§ What this task involves:
Search the material for the string "Actual", then report how many lines hold it, with no other text.

═══

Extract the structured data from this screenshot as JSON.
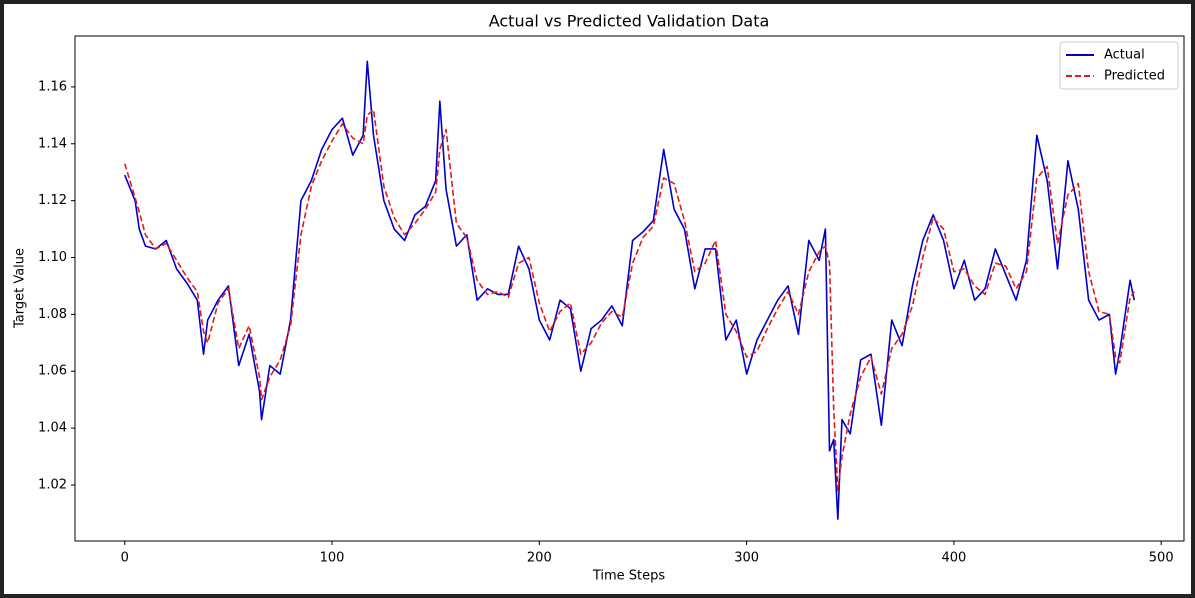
{
  "chart_data": {
    "type": "line",
    "title": "Actual vs Predicted Validation Data",
    "xlabel": "Time Steps",
    "ylabel": "Target Value",
    "x": [
      0,
      5,
      7,
      10,
      15,
      20,
      25,
      30,
      35,
      38,
      40,
      45,
      50,
      55,
      60,
      65,
      66,
      70,
      75,
      80,
      85,
      90,
      95,
      100,
      105,
      110,
      115,
      117,
      120,
      125,
      130,
      135,
      140,
      145,
      150,
      152,
      155,
      160,
      165,
      170,
      175,
      180,
      185,
      190,
      195,
      200,
      205,
      210,
      215,
      220,
      225,
      230,
      235,
      240,
      245,
      250,
      255,
      260,
      265,
      270,
      275,
      280,
      285,
      290,
      295,
      300,
      305,
      310,
      315,
      320,
      325,
      330,
      335,
      338,
      340,
      342,
      344,
      346,
      350,
      355,
      360,
      365,
      370,
      375,
      380,
      385,
      390,
      395,
      400,
      405,
      410,
      415,
      420,
      425,
      430,
      435,
      440,
      445,
      450,
      455,
      460,
      465,
      470,
      475,
      478,
      480,
      485,
      487
    ],
    "series": [
      {
        "name": "Actual",
        "color": "#0000cc",
        "dash": false,
        "values": [
          1.129,
          1.12,
          1.11,
          1.104,
          1.103,
          1.106,
          1.096,
          1.091,
          1.085,
          1.066,
          1.078,
          1.085,
          1.09,
          1.062,
          1.073,
          1.053,
          1.043,
          1.062,
          1.059,
          1.078,
          1.12,
          1.127,
          1.138,
          1.145,
          1.149,
          1.136,
          1.143,
          1.169,
          1.143,
          1.12,
          1.11,
          1.106,
          1.115,
          1.118,
          1.127,
          1.155,
          1.124,
          1.104,
          1.108,
          1.085,
          1.089,
          1.087,
          1.087,
          1.104,
          1.096,
          1.078,
          1.071,
          1.085,
          1.082,
          1.06,
          1.075,
          1.078,
          1.083,
          1.076,
          1.106,
          1.109,
          1.113,
          1.138,
          1.117,
          1.11,
          1.089,
          1.103,
          1.103,
          1.071,
          1.078,
          1.059,
          1.071,
          1.078,
          1.085,
          1.09,
          1.073,
          1.106,
          1.099,
          1.11,
          1.032,
          1.036,
          1.008,
          1.043,
          1.038,
          1.064,
          1.066,
          1.041,
          1.078,
          1.069,
          1.09,
          1.106,
          1.115,
          1.106,
          1.089,
          1.099,
          1.085,
          1.089,
          1.103,
          1.094,
          1.085,
          1.099,
          1.143,
          1.127,
          1.096,
          1.134,
          1.117,
          1.085,
          1.078,
          1.08,
          1.059,
          1.067,
          1.092,
          1.085
        ]
      },
      {
        "name": "Predicted",
        "color": "#e31a1c",
        "dash": true,
        "values": [
          1.133,
          1.121,
          1.116,
          1.108,
          1.103,
          1.105,
          1.099,
          1.093,
          1.088,
          1.074,
          1.07,
          1.084,
          1.089,
          1.068,
          1.076,
          1.058,
          1.05,
          1.058,
          1.064,
          1.076,
          1.108,
          1.125,
          1.134,
          1.141,
          1.147,
          1.142,
          1.14,
          1.15,
          1.152,
          1.125,
          1.114,
          1.108,
          1.112,
          1.117,
          1.123,
          1.138,
          1.145,
          1.112,
          1.107,
          1.092,
          1.087,
          1.088,
          1.086,
          1.098,
          1.1,
          1.084,
          1.074,
          1.081,
          1.084,
          1.066,
          1.07,
          1.077,
          1.081,
          1.079,
          1.098,
          1.107,
          1.111,
          1.128,
          1.126,
          1.113,
          1.095,
          1.098,
          1.106,
          1.08,
          1.074,
          1.065,
          1.067,
          1.075,
          1.082,
          1.088,
          1.08,
          1.095,
          1.102,
          1.104,
          1.098,
          1.047,
          1.018,
          1.03,
          1.045,
          1.058,
          1.065,
          1.052,
          1.068,
          1.073,
          1.083,
          1.1,
          1.114,
          1.11,
          1.095,
          1.096,
          1.09,
          1.087,
          1.098,
          1.097,
          1.089,
          1.095,
          1.128,
          1.132,
          1.105,
          1.122,
          1.126,
          1.095,
          1.081,
          1.08,
          1.065,
          1.063,
          1.086,
          1.088
        ]
      }
    ],
    "xlim": [
      -24,
      511
    ],
    "ylim": [
      1.0003,
      1.1779
    ],
    "xticks": [
      0,
      100,
      200,
      300,
      400,
      500
    ],
    "yticks": [
      1.02,
      1.04,
      1.06,
      1.08,
      {
        "value": 1.1,
        "label": "1.10"
      },
      1.12,
      1.14,
      1.16
    ],
    "legend": "upper right",
    "grid": false
  }
}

═══

§ Reply to the exercise:
2